**WHAT THE TASK REQUIRES**: Whenever a line of the entries below holds the string "bijgeloof", copy that line and return it.

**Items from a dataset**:
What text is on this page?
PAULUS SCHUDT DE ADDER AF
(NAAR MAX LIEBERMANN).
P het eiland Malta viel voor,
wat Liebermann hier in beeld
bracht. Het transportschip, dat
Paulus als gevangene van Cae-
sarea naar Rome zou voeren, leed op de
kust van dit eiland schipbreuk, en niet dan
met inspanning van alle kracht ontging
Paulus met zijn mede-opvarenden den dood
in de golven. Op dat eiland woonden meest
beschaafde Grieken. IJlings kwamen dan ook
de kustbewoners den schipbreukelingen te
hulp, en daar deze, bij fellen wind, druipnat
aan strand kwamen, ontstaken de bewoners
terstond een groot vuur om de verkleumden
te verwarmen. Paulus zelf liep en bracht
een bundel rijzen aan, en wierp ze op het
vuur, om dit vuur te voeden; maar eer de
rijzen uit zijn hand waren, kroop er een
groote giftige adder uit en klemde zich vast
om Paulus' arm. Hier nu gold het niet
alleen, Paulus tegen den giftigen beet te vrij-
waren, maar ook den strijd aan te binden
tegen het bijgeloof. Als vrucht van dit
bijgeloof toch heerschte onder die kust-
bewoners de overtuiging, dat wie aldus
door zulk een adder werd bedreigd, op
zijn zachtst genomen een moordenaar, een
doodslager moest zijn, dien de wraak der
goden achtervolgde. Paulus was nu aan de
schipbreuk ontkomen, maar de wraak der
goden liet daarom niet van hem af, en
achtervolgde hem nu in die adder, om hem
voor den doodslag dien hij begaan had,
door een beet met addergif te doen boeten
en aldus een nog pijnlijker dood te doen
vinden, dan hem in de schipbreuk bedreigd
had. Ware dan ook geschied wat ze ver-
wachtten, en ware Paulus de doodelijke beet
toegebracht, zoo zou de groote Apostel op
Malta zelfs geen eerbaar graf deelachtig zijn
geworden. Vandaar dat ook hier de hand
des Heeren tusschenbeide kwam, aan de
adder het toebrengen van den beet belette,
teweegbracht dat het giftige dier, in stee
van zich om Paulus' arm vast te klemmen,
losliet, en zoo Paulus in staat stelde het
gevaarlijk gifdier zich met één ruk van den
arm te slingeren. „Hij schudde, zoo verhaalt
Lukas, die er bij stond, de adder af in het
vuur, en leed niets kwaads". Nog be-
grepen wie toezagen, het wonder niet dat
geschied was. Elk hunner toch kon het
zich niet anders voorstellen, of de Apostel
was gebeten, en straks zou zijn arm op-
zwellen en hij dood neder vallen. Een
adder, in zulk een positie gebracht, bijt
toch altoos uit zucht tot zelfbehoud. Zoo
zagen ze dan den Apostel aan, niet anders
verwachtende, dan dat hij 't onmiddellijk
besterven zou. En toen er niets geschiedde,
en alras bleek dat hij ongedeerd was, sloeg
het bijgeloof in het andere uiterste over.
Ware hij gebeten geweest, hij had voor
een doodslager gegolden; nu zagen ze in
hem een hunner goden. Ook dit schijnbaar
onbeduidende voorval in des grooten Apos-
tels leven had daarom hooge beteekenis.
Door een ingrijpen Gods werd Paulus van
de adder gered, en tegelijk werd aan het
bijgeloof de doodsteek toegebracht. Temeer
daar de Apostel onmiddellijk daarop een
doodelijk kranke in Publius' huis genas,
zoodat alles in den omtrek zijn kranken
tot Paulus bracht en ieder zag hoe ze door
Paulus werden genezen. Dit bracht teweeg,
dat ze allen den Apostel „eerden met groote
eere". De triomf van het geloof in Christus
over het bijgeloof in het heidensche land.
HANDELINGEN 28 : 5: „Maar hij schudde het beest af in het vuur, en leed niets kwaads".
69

**TASK RESULT**:
tegen het bijgeloof. Als vrucht van dit
bijgeloof toch heerschte onder die kust-
het bijgeloof in het andere uiterste over.
bijgeloof de doodsteek toegebracht. Temeer
over het bijgeloof in het heidensche land.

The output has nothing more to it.